▸ **Stated task**
Give the count of lines in the data that include the string "title", with no added remarks.

▸ **Records for the task**
----

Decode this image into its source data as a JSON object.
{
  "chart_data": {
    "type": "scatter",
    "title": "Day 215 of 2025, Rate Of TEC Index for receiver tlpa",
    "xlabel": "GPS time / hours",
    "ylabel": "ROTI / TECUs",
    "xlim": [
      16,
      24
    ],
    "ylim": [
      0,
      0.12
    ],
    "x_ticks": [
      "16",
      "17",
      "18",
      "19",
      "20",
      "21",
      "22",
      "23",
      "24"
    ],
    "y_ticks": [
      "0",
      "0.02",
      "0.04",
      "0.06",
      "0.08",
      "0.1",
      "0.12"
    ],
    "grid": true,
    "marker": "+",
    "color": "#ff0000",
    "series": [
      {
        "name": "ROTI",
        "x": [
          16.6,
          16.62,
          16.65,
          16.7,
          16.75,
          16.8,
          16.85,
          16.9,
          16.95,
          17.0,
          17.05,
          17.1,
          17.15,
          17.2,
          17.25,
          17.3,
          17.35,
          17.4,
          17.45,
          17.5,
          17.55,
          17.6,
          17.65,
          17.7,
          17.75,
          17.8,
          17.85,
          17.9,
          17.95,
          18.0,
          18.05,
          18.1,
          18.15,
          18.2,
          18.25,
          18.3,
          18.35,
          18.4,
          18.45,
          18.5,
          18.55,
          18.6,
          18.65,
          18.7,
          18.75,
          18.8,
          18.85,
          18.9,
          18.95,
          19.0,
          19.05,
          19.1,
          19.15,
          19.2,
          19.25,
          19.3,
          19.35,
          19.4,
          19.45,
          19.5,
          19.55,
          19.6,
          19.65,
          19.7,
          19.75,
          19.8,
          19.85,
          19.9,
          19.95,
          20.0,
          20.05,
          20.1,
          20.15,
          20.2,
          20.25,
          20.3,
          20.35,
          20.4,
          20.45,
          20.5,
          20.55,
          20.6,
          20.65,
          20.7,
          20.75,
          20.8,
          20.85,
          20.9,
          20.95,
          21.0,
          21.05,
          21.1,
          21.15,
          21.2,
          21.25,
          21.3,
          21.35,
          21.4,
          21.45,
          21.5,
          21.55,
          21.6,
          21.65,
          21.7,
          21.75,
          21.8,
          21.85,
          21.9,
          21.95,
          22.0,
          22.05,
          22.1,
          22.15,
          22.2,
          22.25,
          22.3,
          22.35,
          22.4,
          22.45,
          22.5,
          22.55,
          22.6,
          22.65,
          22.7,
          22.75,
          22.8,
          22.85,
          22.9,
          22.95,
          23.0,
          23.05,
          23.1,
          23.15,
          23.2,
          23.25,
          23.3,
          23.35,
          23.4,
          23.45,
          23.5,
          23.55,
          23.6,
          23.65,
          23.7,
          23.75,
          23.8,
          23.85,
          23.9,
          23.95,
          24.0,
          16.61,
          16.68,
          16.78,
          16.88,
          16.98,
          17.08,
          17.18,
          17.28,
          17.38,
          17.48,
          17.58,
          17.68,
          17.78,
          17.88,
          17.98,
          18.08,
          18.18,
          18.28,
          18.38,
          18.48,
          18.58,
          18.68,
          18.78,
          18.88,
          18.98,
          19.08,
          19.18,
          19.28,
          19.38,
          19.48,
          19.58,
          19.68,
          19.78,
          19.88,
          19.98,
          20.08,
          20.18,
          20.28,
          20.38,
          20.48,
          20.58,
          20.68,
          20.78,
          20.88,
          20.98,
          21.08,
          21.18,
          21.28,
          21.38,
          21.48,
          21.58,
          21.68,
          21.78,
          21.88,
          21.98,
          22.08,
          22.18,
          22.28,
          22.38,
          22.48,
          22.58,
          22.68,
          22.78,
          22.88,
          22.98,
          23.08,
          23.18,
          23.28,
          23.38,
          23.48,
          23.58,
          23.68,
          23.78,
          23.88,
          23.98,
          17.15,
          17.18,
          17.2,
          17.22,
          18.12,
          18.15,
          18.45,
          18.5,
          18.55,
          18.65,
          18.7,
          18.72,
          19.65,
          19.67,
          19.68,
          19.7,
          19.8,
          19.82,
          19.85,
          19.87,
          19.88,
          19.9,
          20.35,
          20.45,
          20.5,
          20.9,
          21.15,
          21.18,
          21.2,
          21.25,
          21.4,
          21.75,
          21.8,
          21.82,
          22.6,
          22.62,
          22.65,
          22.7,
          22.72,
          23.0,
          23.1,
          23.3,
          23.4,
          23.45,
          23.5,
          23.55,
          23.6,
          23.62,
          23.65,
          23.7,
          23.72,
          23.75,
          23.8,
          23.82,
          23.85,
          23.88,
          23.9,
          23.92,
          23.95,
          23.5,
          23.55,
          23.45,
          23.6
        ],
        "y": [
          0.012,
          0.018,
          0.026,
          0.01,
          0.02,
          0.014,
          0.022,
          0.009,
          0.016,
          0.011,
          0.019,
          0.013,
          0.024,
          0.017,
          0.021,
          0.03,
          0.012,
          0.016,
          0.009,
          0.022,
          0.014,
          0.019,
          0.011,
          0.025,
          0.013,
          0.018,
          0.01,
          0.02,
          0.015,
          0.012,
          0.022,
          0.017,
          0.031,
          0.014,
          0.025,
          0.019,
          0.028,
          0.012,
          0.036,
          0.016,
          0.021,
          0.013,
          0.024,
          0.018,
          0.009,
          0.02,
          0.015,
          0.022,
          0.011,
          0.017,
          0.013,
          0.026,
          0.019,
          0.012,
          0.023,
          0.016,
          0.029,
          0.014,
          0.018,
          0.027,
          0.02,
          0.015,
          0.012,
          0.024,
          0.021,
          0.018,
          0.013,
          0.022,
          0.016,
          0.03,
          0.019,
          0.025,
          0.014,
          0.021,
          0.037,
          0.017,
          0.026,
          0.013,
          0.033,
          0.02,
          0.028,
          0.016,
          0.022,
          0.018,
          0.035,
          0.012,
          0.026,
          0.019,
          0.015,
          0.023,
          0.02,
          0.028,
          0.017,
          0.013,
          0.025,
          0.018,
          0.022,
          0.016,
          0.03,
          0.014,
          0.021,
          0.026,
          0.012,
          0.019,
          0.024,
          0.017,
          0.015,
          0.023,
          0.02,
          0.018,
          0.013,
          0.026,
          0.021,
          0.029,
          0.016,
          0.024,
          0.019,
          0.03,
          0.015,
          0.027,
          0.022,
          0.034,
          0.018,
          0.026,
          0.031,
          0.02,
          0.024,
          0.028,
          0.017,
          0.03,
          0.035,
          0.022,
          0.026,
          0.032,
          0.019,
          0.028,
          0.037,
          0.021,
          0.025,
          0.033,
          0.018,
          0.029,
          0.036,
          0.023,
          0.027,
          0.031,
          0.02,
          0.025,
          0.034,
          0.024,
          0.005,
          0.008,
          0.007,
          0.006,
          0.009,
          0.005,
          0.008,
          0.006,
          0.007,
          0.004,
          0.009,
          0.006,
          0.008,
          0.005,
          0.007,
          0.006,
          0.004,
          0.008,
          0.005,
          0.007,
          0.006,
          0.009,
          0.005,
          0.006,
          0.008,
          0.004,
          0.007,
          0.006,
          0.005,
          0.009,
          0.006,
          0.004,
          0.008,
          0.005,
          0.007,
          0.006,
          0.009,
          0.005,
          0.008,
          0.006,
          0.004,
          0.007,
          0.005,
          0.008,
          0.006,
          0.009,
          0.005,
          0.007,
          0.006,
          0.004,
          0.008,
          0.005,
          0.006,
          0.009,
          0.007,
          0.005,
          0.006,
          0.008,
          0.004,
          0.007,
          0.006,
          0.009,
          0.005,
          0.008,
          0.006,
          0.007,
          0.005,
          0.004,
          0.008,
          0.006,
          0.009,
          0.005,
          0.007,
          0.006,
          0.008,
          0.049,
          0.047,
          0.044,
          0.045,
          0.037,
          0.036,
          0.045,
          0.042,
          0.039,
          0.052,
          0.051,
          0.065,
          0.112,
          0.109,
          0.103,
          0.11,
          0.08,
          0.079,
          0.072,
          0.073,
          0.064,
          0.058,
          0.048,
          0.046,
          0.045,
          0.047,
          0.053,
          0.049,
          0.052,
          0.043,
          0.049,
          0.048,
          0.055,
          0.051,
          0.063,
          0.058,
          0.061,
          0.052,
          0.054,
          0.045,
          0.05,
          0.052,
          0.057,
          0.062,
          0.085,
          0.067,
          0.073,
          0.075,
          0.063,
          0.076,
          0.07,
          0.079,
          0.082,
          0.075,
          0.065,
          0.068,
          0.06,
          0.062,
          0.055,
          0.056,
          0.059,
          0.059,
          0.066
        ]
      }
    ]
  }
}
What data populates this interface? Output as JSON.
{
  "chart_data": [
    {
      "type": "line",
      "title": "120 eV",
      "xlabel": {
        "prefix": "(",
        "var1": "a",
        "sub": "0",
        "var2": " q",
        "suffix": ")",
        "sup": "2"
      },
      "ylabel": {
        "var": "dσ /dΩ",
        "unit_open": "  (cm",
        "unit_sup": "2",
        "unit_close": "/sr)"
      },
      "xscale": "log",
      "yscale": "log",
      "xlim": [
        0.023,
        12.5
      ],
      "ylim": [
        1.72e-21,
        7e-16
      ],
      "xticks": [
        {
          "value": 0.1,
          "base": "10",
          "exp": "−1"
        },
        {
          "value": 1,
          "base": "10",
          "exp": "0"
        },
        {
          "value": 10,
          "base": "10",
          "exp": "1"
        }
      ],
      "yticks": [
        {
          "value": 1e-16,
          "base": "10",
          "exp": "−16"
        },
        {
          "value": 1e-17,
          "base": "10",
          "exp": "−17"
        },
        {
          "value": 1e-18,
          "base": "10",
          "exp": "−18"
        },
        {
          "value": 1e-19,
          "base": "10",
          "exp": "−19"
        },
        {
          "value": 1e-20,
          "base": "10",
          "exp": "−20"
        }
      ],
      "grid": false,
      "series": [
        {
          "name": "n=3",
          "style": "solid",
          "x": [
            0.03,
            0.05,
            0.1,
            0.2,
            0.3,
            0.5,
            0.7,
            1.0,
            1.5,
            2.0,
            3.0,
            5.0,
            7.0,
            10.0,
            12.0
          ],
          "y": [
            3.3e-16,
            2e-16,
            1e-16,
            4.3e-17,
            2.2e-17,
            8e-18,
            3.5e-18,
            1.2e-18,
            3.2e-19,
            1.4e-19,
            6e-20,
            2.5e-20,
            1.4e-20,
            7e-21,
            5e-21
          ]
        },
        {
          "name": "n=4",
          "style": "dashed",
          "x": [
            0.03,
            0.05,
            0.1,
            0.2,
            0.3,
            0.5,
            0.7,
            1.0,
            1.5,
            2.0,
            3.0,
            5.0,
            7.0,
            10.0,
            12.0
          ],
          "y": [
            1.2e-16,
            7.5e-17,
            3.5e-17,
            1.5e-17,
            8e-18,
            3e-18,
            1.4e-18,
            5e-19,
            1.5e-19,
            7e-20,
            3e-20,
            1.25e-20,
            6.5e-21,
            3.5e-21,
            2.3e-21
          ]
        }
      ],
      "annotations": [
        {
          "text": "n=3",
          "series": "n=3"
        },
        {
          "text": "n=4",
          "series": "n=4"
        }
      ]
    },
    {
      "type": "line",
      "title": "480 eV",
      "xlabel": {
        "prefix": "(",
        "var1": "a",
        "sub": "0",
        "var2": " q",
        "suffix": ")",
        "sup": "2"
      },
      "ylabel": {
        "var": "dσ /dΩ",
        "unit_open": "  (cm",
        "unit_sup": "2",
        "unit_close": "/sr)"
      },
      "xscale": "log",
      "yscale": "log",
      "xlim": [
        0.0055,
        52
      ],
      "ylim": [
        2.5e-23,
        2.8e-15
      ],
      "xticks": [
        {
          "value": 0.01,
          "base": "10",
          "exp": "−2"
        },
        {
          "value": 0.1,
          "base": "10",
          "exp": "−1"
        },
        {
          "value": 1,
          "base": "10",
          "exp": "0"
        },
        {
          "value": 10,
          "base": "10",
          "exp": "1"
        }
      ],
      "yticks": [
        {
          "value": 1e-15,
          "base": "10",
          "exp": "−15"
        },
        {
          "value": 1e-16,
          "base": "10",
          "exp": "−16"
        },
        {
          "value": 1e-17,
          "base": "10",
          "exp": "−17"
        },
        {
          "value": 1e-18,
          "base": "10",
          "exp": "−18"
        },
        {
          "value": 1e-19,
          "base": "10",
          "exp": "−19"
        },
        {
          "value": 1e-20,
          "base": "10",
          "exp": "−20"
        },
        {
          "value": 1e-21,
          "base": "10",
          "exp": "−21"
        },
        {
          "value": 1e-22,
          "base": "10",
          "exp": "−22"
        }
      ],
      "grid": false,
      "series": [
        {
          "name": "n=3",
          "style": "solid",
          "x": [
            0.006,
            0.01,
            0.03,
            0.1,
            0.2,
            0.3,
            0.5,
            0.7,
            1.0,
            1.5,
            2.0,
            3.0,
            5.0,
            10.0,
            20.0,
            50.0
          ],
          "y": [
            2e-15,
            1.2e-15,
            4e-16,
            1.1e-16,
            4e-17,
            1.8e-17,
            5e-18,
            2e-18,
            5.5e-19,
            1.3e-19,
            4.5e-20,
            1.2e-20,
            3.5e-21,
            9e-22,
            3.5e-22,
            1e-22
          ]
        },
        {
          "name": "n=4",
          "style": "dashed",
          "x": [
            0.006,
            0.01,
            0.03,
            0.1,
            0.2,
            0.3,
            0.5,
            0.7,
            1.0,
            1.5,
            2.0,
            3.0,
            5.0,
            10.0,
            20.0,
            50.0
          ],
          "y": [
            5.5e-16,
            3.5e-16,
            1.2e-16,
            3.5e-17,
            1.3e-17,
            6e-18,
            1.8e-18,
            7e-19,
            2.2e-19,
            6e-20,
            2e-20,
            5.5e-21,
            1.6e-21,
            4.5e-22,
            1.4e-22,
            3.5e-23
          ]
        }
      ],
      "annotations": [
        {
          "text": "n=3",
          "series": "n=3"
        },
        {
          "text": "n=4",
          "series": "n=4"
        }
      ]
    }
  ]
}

----

▸ **Solution**
3